> _Stated task_:
Pull out every line containing the string "presencial".

+++++

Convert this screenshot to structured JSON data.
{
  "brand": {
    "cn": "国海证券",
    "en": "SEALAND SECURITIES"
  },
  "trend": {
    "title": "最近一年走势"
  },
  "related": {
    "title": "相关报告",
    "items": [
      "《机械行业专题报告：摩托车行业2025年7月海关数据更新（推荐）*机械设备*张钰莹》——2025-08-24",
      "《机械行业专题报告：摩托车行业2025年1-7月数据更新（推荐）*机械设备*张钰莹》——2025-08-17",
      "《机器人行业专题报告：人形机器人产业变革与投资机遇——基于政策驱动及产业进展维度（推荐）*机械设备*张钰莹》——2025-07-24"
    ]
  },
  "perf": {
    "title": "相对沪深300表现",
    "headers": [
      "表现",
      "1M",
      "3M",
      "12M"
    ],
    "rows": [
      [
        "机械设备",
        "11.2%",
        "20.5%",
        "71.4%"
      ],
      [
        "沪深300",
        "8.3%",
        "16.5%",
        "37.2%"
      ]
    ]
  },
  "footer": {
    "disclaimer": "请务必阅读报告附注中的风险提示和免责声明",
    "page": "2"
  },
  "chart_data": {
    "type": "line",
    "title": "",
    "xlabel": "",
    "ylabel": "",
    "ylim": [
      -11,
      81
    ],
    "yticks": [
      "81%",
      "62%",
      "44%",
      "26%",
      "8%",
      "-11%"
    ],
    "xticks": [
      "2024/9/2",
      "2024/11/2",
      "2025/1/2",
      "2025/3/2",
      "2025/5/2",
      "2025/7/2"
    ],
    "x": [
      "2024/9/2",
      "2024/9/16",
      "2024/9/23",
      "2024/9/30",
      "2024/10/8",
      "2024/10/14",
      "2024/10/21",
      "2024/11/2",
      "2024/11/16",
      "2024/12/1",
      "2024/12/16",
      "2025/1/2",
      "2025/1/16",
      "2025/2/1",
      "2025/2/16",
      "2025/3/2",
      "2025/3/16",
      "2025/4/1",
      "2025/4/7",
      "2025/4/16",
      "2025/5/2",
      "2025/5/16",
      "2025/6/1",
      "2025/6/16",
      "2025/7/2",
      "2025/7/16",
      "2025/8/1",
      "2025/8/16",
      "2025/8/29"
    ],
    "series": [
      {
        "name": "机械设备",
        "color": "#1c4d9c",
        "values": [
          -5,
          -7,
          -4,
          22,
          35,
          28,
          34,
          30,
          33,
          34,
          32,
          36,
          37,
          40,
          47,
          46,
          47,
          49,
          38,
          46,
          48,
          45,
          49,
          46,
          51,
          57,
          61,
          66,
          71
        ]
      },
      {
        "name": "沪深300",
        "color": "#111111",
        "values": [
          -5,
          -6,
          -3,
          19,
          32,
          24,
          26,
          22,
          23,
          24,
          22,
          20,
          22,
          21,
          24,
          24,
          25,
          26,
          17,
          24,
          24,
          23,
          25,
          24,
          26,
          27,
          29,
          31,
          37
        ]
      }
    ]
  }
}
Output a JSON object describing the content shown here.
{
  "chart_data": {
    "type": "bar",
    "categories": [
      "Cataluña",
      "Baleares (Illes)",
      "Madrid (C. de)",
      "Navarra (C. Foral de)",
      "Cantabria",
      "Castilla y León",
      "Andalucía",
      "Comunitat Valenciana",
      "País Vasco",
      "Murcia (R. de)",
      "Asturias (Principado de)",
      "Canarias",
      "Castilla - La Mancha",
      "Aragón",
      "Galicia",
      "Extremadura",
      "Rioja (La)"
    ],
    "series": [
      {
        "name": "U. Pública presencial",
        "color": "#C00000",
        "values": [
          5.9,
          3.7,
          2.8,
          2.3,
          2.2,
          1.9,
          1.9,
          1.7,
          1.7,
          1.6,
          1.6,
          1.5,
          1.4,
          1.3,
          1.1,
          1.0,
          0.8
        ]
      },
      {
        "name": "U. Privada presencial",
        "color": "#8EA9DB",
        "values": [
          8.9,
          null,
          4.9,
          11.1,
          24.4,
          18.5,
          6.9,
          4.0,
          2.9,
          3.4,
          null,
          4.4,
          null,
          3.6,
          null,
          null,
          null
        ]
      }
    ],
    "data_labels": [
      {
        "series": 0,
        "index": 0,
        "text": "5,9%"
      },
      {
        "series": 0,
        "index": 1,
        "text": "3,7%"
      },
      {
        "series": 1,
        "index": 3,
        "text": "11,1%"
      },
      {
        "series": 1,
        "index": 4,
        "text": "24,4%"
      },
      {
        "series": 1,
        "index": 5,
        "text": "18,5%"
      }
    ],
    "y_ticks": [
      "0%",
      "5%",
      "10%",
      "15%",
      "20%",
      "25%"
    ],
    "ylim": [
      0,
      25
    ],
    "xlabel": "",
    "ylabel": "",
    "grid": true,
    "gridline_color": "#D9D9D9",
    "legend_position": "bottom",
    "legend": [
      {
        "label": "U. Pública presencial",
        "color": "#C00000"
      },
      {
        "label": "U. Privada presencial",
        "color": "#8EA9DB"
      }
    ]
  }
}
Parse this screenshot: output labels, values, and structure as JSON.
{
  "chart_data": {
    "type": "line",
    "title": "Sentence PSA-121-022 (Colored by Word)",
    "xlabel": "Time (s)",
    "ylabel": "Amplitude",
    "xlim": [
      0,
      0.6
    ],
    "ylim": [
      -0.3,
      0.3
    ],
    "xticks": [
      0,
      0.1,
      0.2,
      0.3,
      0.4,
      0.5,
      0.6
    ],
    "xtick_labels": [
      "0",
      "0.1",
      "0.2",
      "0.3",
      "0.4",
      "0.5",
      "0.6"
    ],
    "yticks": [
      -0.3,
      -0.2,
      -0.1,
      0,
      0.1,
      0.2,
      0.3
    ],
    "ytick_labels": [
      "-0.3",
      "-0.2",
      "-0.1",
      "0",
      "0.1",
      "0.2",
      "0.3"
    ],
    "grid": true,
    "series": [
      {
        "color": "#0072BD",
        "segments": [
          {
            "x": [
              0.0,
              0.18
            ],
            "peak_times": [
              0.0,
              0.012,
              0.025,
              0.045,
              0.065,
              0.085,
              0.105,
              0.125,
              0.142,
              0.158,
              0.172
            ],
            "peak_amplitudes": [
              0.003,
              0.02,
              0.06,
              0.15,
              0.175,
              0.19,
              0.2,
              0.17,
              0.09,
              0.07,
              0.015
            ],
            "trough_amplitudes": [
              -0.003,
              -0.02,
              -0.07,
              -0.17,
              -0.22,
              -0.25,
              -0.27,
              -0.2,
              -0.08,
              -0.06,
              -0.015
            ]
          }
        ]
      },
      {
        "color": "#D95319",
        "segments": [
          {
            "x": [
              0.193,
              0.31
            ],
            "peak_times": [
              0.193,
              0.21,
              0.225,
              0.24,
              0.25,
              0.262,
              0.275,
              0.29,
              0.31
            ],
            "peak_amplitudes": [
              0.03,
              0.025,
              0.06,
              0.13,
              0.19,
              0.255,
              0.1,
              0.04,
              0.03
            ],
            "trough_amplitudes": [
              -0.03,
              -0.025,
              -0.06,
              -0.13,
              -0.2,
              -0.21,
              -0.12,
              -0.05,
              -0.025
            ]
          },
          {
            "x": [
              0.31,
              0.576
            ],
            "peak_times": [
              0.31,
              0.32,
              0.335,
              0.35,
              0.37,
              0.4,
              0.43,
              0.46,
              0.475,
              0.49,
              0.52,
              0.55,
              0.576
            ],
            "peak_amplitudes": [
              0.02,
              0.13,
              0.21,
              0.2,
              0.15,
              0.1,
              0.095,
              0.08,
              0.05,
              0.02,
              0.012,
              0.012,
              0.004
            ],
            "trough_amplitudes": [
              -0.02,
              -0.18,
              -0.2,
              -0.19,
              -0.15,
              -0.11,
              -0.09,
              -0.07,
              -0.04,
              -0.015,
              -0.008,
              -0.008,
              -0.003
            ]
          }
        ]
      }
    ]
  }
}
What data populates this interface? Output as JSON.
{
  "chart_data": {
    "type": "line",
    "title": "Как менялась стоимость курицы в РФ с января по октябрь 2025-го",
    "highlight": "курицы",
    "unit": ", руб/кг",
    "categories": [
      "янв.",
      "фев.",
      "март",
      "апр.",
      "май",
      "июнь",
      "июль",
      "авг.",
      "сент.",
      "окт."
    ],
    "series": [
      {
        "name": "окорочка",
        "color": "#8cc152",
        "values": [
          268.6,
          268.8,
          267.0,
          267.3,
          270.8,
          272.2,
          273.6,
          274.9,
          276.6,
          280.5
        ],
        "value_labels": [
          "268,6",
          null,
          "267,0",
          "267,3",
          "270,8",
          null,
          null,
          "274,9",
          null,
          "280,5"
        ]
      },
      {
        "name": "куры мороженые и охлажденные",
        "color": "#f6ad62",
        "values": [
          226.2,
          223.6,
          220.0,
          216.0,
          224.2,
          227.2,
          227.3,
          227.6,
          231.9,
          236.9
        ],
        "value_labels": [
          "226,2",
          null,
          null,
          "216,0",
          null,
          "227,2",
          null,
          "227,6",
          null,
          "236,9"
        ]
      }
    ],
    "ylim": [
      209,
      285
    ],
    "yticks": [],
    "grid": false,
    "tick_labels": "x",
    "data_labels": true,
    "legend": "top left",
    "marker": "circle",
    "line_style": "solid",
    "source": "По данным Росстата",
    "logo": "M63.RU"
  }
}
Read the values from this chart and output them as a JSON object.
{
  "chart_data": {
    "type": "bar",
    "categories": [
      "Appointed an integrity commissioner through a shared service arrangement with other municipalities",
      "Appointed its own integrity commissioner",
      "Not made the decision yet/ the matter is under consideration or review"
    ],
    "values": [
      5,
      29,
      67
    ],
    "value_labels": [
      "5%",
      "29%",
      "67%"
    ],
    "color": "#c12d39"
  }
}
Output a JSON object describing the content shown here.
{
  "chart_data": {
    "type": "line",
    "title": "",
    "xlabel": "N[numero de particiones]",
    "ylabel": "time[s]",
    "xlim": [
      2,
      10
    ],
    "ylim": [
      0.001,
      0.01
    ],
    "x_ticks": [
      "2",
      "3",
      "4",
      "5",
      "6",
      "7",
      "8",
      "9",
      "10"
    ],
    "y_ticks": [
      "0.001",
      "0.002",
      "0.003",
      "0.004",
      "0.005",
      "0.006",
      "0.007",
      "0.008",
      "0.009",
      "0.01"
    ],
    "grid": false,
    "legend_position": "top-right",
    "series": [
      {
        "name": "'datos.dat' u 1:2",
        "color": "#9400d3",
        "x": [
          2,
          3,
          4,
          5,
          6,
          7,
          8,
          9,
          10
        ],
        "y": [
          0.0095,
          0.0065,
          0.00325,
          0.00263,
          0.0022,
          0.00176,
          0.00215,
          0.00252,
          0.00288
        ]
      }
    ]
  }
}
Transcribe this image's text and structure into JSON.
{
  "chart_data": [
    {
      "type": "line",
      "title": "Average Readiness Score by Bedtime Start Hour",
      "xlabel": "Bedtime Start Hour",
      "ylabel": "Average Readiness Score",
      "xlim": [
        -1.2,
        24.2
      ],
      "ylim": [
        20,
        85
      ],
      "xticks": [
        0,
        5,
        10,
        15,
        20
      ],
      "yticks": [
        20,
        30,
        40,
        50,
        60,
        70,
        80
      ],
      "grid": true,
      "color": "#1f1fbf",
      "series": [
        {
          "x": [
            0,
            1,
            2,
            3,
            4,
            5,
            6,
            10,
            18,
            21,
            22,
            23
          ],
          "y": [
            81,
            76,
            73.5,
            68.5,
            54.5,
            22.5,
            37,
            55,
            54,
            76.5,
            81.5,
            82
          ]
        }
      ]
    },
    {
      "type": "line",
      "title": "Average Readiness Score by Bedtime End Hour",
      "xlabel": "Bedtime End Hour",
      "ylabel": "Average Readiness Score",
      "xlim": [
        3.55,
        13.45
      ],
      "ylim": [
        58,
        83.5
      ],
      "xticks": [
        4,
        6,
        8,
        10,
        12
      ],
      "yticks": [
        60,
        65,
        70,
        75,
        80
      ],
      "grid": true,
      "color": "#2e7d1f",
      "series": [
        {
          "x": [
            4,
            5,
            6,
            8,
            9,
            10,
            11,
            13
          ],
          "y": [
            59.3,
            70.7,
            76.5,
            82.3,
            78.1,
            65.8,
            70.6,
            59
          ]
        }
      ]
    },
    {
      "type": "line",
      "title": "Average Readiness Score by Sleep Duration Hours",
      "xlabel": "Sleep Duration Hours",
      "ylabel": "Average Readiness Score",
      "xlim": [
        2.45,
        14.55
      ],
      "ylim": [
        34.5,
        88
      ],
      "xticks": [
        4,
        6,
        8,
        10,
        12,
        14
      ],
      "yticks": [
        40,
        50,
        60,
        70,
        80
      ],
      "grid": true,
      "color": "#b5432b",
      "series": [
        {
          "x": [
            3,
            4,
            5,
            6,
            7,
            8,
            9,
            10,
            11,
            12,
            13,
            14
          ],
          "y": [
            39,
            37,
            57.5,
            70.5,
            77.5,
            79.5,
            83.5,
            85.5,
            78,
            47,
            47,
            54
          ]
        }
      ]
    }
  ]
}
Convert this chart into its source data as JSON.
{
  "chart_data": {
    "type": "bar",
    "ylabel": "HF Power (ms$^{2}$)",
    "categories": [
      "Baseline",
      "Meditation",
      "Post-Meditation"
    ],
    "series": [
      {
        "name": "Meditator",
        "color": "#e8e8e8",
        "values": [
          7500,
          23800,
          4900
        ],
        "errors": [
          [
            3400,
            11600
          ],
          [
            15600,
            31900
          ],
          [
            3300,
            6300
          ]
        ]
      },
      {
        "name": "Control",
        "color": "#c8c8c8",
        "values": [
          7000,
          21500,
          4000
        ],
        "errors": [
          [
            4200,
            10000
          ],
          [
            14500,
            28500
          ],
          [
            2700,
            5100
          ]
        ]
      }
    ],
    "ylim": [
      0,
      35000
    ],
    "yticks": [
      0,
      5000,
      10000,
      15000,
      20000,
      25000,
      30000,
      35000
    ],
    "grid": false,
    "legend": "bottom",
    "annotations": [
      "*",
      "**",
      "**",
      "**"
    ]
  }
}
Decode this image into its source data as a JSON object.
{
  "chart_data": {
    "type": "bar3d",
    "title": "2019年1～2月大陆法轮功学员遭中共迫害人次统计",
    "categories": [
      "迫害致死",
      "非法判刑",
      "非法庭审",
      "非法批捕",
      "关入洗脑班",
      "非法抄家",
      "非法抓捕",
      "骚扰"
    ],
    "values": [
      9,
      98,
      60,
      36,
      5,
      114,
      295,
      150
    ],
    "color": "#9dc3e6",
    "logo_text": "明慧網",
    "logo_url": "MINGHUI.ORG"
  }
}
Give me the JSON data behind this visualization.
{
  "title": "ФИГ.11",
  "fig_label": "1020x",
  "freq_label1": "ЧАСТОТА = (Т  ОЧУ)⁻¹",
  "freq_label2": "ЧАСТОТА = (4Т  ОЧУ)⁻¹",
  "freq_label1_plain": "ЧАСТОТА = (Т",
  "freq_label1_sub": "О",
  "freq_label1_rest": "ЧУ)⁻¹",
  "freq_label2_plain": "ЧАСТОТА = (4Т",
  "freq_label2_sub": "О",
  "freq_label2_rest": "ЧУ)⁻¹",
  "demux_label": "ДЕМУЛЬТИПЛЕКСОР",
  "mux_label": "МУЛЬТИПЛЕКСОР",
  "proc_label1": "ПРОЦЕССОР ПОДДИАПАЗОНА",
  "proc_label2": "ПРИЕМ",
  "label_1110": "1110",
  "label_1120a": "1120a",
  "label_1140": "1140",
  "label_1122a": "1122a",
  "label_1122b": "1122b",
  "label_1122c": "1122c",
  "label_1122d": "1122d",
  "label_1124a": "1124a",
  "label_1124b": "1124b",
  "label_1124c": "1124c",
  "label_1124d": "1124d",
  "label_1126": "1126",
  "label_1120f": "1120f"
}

+++++

> _Result of the task_:
        "name": "U. Pública presencial",
        "name": "U. Privada presencial",
        "label": "U. Pública presencial",
        "label": "U. Privada presencial",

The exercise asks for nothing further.